Supplied material:
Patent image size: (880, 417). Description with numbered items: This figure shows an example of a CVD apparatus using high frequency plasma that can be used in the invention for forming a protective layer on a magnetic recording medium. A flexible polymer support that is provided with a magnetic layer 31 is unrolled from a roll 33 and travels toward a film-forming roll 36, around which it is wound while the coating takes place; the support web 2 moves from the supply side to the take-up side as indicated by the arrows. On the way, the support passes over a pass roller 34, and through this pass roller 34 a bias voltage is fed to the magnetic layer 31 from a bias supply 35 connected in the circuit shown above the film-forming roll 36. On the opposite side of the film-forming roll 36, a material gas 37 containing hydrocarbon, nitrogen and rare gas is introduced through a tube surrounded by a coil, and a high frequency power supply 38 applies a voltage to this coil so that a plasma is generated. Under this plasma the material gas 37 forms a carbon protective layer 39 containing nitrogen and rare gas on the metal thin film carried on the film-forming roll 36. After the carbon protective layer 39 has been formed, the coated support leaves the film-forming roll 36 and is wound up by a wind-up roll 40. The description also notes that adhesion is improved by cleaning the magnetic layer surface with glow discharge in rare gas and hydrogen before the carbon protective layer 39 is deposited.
==
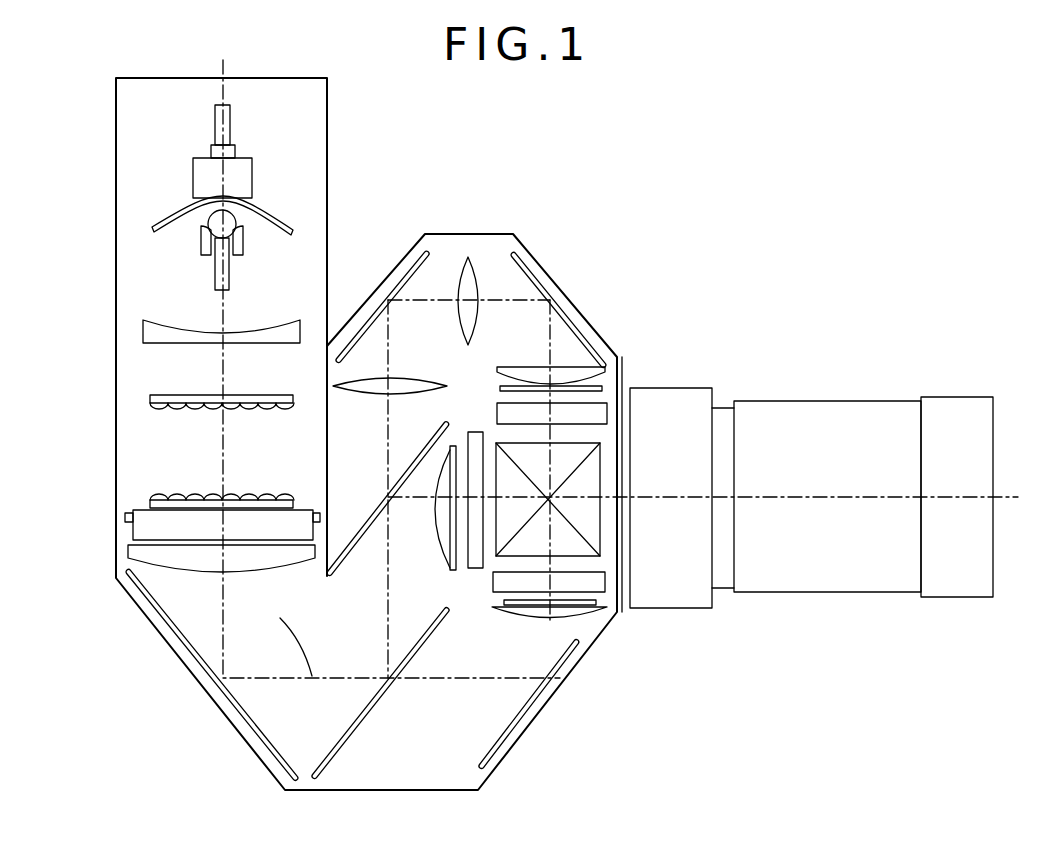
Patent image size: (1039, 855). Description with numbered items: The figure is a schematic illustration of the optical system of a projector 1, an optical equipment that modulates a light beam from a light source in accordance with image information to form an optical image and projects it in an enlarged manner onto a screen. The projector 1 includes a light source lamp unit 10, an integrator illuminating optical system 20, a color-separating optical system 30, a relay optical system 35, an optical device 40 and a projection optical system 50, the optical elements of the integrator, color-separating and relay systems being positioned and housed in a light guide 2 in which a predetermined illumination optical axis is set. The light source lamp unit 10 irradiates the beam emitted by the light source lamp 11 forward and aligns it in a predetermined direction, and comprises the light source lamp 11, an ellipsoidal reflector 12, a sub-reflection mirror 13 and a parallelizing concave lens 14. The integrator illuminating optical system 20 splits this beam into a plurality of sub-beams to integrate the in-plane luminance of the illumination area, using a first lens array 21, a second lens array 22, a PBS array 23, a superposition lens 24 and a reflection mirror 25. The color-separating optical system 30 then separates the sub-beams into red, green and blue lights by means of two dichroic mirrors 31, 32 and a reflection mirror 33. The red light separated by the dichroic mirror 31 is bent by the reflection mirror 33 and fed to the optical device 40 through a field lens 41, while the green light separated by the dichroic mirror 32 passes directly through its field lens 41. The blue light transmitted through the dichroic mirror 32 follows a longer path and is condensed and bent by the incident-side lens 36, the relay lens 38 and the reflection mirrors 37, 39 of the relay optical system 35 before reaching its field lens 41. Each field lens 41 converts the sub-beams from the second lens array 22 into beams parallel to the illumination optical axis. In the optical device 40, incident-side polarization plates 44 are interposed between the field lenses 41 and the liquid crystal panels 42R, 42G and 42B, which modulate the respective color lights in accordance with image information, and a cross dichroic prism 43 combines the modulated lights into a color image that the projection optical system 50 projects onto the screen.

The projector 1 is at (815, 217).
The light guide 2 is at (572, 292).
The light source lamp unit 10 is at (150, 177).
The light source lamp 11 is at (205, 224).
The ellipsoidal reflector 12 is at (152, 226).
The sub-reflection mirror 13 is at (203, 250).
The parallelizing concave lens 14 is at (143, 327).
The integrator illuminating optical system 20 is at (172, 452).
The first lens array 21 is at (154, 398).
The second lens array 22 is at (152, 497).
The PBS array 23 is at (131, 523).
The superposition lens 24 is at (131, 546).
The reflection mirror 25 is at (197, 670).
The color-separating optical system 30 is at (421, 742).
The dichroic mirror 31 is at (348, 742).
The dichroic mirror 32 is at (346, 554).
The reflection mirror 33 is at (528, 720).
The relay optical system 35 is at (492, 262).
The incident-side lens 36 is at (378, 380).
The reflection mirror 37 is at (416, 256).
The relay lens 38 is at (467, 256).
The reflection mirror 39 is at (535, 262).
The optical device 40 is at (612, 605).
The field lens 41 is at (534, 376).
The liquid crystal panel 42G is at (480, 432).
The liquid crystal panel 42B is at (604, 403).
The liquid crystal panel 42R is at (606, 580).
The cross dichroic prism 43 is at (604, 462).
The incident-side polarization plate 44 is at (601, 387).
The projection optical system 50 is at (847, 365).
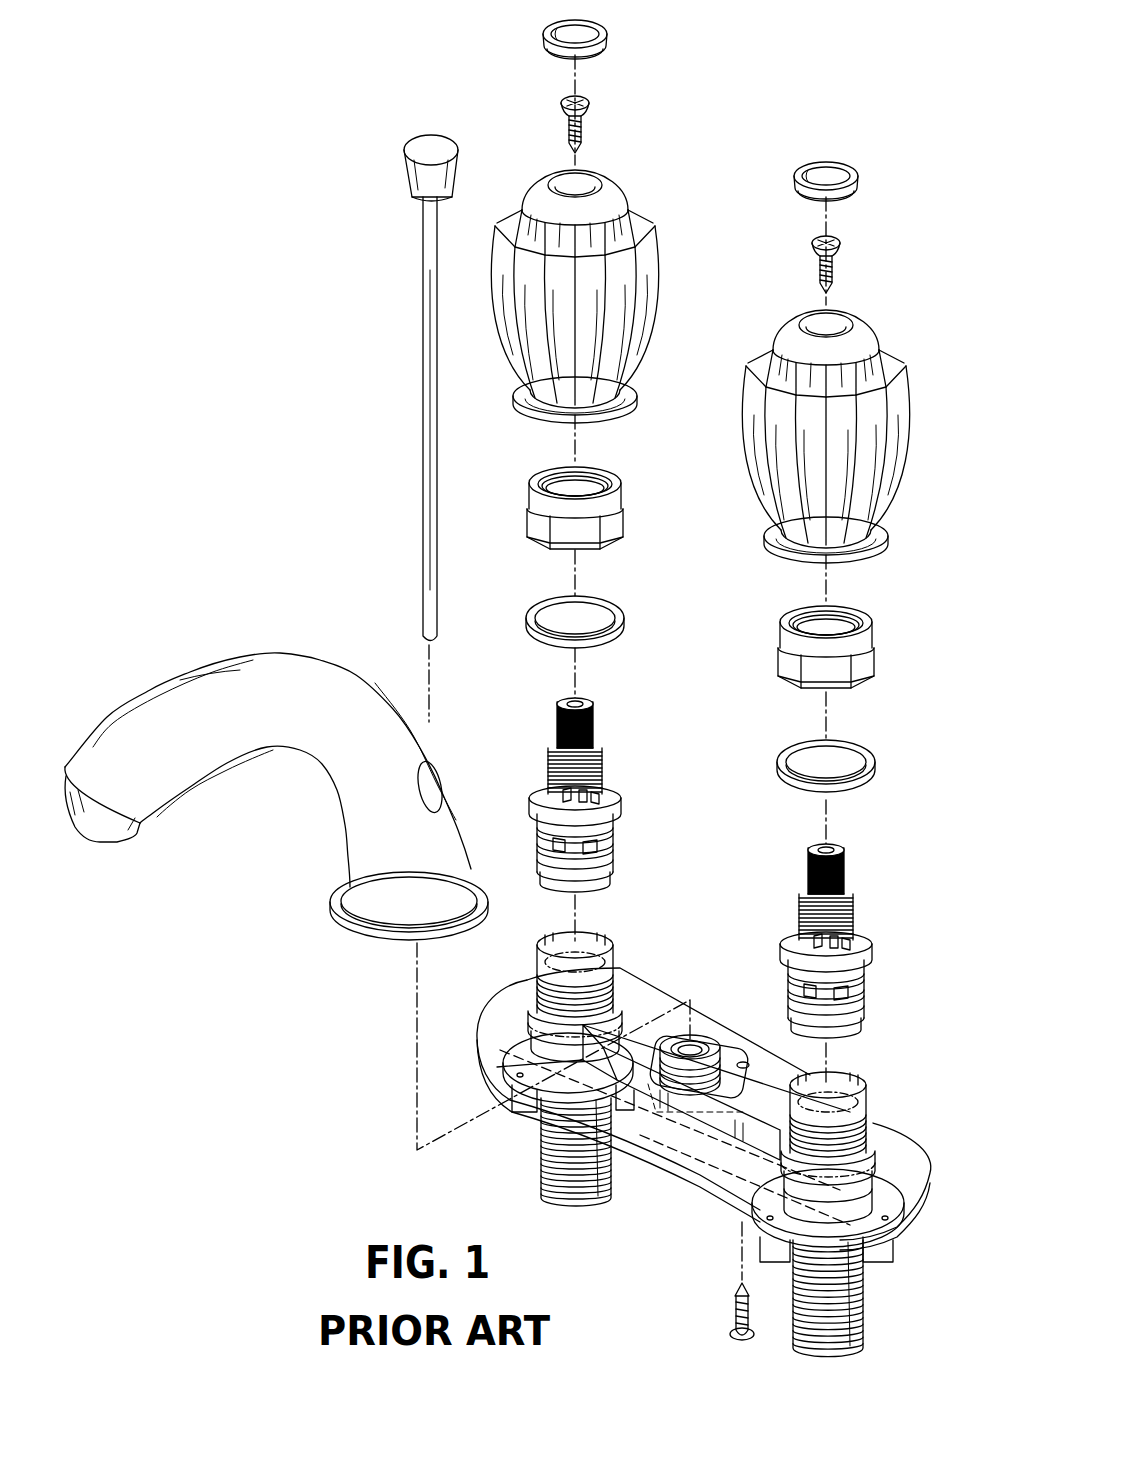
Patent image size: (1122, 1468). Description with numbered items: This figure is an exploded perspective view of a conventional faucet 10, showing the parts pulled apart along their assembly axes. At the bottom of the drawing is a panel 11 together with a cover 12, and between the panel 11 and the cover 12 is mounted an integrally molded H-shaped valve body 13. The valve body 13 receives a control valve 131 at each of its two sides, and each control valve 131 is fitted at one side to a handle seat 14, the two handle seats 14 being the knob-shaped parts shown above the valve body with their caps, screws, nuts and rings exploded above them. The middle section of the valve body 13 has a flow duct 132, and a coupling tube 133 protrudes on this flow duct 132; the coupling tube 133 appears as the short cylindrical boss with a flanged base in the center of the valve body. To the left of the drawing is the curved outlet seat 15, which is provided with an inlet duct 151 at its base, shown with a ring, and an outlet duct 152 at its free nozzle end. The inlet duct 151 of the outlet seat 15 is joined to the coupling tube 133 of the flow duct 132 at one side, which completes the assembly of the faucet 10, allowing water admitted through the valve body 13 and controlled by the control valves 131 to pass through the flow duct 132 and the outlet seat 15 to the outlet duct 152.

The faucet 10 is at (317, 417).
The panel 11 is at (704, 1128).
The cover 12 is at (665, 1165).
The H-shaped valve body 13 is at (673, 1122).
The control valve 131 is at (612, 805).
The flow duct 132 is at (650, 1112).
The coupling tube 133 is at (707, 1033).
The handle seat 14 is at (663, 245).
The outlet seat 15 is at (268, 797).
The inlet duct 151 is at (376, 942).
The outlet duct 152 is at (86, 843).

Brief:
Could you copy, word for word, everything from the line containing "Patent image size: (1122, 1468)." down to the line containing "The coupling tube 133 is at (707, 1033).", including both of those lines?

The response:
Patent image size: (1122, 1468). Description with numbered items: This figure is an exploded perspective view of a conventional faucet 10, showing the parts pulled apart along their assembly axes. At the bottom of the drawing is a panel 11 together with a cover 12, and between the panel 11 and the cover 12 is mounted an integrally molded H-shaped valve body 13. The valve body 13 receives a control valve 131 at each of its two sides, and each control valve 131 is fitted at one side to a handle seat 14, the two handle seats 14 being the knob-shaped parts shown above the valve body with their caps, screws, nuts and rings exploded above them. The middle section of the valve body 13 has a flow duct 132, and a coupling tube 133 protrudes on this flow duct 132; the coupling tube 133 appears as the short cylindrical boss with a flanged base in the center of the valve body. To the left of the drawing is the curved outlet seat 15, which is provided with an inlet duct 151 at its base, shown with a ring, and an outlet duct 152 at its free nozzle end. The inlet duct 151 of the outlet seat 15 is joined to the coupling tube 133 of the flow duct 132 at one side, which completes the assembly of the faucet 10, allowing water admitted through the valve body 13 and controlled by the control valves 131 to pass through the flow duct 132 and the outlet seat 15 to the outlet duct 152.

The faucet 10 is at (317, 417).
The panel 11 is at (704, 1128).
The cover 12 is at (665, 1165).
The H-shaped valve body 13 is at (673, 1122).
The control valve 131 is at (612, 805).
The flow duct 132 is at (650, 1112).
The coupling tube 133 is at (707, 1033).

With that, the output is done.